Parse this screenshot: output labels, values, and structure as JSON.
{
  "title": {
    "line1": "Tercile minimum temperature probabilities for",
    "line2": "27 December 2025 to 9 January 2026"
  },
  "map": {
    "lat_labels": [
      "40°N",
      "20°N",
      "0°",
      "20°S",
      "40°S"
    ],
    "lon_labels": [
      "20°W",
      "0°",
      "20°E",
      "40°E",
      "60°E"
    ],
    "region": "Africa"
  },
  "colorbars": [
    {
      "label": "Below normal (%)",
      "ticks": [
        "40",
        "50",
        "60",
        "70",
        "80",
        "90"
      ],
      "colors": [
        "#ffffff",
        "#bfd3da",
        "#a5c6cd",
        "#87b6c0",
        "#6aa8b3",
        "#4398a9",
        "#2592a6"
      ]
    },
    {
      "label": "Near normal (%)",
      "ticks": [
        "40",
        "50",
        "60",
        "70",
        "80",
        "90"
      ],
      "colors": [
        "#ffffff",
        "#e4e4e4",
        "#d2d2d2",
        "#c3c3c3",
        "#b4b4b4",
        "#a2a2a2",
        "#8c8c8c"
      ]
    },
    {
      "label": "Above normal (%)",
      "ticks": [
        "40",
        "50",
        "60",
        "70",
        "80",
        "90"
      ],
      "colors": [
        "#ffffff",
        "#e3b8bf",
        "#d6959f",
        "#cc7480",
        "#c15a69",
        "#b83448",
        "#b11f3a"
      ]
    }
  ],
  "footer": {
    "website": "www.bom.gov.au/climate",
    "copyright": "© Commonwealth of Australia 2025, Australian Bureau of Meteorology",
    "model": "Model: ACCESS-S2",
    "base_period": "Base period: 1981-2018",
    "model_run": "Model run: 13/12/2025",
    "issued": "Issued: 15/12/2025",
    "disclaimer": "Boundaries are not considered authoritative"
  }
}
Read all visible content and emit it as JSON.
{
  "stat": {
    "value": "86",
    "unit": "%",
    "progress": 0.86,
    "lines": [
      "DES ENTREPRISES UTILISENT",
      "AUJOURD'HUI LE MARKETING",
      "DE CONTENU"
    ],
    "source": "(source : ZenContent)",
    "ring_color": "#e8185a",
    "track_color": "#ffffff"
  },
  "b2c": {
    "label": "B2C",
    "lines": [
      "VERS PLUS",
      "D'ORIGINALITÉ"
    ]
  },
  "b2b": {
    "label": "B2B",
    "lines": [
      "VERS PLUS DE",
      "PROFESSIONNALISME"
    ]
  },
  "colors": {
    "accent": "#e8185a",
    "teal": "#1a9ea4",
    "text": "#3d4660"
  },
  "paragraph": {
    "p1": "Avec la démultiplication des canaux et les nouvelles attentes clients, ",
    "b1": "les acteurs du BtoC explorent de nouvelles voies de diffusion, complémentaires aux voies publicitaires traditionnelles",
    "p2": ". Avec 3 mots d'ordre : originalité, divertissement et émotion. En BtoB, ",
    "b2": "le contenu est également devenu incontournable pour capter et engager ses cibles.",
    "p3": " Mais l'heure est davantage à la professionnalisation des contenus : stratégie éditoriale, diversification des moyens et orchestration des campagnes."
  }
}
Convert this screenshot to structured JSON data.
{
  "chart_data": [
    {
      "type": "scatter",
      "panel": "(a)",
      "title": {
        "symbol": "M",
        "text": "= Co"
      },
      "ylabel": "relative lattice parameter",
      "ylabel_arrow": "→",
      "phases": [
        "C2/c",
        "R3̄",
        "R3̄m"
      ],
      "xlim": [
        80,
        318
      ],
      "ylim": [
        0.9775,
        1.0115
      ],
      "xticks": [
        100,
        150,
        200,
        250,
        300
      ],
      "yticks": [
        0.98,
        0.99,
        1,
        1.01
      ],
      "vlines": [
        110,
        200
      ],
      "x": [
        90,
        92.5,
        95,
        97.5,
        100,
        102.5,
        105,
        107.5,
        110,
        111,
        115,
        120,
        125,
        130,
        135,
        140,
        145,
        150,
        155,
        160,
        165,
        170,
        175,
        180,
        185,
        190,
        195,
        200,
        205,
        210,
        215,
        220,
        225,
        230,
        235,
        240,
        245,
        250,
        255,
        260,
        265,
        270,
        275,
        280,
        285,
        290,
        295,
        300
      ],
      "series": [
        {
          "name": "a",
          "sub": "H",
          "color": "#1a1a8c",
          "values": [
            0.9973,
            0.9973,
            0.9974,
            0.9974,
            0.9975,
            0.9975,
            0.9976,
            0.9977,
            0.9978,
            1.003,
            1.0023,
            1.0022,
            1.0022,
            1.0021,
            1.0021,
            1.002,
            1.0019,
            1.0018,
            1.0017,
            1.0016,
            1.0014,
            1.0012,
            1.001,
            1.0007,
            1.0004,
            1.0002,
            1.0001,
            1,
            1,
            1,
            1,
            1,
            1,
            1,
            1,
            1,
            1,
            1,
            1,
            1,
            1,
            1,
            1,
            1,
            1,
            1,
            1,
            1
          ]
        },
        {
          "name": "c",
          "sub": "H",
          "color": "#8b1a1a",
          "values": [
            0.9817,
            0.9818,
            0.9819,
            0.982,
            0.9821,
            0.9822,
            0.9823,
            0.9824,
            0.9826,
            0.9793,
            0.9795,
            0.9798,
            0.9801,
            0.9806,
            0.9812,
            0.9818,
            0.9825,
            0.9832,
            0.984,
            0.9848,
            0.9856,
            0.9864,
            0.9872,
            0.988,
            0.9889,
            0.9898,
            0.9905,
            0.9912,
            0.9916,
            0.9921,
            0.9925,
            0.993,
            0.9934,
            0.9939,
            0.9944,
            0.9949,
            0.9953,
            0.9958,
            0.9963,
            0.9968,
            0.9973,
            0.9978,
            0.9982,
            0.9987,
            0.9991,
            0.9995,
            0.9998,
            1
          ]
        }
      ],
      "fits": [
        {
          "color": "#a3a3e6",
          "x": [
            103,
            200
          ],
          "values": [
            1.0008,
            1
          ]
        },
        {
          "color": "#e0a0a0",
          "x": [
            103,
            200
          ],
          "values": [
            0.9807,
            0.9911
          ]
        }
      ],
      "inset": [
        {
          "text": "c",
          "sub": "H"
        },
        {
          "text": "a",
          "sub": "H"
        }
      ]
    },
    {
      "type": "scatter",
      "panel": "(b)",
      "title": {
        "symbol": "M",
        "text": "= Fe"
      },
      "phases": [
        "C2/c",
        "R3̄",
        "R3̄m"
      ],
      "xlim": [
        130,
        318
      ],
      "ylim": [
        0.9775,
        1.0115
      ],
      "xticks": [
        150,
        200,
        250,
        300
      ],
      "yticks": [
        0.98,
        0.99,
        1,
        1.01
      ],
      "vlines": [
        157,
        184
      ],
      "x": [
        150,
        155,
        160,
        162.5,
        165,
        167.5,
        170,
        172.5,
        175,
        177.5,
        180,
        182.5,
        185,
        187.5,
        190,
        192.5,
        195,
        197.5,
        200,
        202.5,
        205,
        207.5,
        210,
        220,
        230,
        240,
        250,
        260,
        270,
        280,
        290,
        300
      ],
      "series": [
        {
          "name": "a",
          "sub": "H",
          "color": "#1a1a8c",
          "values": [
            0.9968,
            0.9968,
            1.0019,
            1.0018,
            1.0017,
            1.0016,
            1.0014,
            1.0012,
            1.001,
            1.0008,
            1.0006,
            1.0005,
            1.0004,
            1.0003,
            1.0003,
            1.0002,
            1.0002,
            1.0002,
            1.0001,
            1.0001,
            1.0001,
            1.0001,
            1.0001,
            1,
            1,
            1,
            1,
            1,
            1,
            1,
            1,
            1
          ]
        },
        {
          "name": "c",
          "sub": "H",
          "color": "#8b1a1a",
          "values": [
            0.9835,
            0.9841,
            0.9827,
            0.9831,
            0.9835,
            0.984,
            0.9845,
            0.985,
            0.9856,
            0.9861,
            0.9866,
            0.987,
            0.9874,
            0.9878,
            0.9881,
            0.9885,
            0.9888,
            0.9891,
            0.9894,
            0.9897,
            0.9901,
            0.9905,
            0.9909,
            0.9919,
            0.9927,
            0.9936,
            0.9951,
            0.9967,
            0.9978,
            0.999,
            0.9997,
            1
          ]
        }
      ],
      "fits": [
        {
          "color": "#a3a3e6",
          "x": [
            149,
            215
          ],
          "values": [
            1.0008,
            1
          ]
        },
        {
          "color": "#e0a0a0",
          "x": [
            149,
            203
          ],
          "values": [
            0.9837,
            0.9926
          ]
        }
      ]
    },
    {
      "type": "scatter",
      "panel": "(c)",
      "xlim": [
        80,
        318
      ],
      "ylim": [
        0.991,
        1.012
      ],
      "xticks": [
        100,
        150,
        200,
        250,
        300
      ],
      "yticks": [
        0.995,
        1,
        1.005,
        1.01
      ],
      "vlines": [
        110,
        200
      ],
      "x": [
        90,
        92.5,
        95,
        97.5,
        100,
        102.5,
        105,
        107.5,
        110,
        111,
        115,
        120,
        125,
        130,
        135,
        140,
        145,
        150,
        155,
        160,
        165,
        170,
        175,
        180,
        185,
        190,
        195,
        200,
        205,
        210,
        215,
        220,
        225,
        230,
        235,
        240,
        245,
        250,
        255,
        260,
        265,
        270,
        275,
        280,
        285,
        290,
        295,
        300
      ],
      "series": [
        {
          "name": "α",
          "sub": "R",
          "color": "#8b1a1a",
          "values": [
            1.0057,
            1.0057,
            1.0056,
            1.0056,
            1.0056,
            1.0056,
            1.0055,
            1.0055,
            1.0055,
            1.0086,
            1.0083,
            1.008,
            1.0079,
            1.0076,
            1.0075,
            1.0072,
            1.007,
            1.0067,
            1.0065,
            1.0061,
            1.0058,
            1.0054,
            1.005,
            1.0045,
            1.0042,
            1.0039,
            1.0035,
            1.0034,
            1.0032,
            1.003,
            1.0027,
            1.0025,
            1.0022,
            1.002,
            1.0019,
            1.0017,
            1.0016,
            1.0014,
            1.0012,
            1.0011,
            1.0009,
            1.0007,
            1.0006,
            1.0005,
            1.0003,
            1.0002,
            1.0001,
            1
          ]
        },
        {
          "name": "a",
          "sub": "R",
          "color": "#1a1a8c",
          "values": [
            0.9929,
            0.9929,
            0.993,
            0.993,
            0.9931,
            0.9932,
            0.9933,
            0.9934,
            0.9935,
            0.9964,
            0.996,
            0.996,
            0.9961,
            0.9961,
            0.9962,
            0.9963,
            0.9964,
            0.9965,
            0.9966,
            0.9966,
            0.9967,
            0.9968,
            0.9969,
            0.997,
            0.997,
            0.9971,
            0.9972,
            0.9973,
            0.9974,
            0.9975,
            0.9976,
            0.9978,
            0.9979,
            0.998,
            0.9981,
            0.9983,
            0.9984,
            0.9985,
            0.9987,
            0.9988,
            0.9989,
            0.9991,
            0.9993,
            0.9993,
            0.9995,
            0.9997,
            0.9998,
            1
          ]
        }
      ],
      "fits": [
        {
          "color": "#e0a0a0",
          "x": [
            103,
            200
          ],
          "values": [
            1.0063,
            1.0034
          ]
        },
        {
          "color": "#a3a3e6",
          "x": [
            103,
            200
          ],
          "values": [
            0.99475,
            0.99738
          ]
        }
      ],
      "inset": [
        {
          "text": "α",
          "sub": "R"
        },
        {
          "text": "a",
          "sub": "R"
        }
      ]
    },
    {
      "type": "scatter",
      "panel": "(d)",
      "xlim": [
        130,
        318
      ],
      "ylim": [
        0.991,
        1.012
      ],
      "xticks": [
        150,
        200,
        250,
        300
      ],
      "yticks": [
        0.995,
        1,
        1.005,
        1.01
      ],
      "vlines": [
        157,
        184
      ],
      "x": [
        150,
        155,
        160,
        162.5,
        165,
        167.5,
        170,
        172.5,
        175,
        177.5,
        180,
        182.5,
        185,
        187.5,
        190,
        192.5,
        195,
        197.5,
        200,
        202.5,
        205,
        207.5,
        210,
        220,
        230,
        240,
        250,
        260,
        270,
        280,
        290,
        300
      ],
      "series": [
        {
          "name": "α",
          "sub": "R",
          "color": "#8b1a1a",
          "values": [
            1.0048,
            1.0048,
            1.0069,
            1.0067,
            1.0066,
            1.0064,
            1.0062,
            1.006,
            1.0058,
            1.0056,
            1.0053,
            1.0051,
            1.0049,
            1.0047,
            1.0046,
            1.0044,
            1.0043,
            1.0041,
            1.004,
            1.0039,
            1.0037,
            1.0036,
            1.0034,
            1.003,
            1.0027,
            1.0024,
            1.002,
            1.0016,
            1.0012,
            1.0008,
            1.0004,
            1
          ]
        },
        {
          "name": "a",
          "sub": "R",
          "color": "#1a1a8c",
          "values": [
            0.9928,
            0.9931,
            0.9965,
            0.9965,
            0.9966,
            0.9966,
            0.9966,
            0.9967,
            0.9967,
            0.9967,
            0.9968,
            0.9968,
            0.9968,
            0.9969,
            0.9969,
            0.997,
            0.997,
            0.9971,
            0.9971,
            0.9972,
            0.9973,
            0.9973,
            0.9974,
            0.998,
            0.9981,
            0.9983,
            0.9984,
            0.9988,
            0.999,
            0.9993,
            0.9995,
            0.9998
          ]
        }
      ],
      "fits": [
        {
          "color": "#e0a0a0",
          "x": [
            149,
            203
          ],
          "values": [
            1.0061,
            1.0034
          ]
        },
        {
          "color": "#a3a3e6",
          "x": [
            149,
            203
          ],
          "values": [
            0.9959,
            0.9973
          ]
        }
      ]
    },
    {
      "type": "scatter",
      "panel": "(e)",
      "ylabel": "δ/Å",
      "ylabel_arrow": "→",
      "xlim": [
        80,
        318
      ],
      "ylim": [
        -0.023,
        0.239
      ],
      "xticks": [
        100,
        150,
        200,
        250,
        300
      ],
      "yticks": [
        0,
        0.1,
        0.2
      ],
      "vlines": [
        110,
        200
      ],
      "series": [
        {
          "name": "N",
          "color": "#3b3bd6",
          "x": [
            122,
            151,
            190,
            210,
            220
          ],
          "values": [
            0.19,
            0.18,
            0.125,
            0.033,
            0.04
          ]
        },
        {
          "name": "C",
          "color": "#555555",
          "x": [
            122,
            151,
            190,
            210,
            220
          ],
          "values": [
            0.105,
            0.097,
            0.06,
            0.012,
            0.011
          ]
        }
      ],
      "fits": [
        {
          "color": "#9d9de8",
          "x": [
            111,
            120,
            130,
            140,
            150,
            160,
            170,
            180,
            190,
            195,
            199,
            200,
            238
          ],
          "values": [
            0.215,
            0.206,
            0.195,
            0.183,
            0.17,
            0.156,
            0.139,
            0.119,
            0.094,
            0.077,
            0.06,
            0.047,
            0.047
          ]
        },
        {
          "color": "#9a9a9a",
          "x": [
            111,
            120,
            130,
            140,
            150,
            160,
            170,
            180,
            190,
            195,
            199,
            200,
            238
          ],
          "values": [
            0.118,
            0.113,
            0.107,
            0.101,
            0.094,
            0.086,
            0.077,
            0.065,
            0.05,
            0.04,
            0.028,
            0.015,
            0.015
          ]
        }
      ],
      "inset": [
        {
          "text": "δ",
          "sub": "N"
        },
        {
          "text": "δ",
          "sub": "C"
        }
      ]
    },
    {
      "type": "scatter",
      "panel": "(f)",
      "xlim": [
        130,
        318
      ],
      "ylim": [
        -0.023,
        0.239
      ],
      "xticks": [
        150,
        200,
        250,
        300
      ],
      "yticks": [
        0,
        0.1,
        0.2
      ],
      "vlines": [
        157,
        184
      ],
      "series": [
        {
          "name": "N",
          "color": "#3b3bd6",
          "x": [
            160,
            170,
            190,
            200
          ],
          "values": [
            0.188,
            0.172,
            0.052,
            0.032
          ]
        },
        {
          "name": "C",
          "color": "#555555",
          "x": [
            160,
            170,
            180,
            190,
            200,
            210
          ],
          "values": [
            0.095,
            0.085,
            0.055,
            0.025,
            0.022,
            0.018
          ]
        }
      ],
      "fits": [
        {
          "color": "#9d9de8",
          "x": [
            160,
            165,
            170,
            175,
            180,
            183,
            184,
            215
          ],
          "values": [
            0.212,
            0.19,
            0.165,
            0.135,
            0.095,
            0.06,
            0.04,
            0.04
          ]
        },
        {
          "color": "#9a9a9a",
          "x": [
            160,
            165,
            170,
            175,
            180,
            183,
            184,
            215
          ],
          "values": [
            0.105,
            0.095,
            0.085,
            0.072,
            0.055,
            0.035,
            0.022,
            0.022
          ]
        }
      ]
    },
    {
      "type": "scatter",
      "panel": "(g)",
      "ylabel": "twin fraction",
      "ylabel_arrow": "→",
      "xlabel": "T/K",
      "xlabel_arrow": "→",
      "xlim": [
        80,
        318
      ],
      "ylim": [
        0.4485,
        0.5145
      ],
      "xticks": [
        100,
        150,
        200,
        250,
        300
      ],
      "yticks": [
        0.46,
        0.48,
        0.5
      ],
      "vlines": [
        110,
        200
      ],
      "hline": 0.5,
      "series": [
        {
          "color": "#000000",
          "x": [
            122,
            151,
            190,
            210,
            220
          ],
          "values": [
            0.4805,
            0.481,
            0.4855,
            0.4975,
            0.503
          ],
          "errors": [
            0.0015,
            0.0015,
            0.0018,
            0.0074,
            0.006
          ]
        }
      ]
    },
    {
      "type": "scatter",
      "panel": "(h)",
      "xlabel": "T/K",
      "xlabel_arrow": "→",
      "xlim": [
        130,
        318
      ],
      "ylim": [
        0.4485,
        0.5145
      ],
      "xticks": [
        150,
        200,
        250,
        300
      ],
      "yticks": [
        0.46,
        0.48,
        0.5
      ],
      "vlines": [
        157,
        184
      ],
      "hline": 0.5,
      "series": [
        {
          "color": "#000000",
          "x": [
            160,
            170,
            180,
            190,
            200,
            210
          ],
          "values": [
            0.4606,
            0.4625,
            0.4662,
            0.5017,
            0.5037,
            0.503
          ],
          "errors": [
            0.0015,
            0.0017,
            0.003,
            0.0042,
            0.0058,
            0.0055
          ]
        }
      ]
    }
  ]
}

○ ○ ○ ○ ○ ○ ○

**Aim**
Copy each line above where the string "nouvelles" occurs.

**Answer in full**
    "p1": "Avec la démultiplication des canaux et les nouvelles attentes clients, ",
    "b1": "les acteurs du BtoC explorent de nouvelles voies de diffusion, complémentaires aux voies publicitaires traditionnelles",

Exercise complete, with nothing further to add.